What you will do ::
Check every line below for the word "title" and copy each one that has it.

○ ○ ○

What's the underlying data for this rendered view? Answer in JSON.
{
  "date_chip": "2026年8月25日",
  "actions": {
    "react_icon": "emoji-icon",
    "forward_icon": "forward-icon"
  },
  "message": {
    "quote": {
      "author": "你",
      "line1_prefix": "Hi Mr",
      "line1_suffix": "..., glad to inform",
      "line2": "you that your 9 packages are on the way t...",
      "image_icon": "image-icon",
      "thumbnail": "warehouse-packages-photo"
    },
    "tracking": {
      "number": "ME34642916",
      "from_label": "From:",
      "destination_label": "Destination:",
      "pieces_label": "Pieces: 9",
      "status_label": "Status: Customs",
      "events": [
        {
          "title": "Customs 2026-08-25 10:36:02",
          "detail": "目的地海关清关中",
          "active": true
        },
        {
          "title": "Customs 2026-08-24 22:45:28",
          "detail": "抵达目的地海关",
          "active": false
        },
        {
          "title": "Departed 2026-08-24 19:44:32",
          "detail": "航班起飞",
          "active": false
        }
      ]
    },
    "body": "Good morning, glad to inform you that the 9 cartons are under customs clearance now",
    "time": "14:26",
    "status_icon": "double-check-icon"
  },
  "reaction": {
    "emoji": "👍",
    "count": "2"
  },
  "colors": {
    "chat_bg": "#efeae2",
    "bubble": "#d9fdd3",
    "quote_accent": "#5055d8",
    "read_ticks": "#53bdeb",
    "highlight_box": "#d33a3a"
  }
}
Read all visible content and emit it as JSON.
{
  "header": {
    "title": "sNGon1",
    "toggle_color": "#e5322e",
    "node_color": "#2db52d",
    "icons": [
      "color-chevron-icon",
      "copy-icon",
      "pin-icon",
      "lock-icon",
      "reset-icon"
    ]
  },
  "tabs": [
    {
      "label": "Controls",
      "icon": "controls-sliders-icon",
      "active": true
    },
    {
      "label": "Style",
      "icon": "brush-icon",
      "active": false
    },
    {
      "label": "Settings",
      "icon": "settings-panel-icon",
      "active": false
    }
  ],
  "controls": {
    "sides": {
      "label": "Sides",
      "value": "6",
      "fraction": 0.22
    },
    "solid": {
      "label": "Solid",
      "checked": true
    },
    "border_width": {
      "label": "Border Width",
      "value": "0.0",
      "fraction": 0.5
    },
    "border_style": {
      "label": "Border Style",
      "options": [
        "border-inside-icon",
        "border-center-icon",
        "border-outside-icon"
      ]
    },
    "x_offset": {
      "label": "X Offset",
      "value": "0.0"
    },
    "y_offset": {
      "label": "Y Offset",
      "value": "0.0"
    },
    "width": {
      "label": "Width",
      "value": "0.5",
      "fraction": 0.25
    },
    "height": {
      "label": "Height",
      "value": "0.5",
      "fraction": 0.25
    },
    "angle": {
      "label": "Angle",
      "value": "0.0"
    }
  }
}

○ ○ ○

Solution to this problem ::
          "title": "Customs 2026-08-25 10:36:02",
          "title": "Customs 2026-08-24 22:45:28",
          "title": "Departed 2026-08-24 19:44:32",
    "title": "sNGon1",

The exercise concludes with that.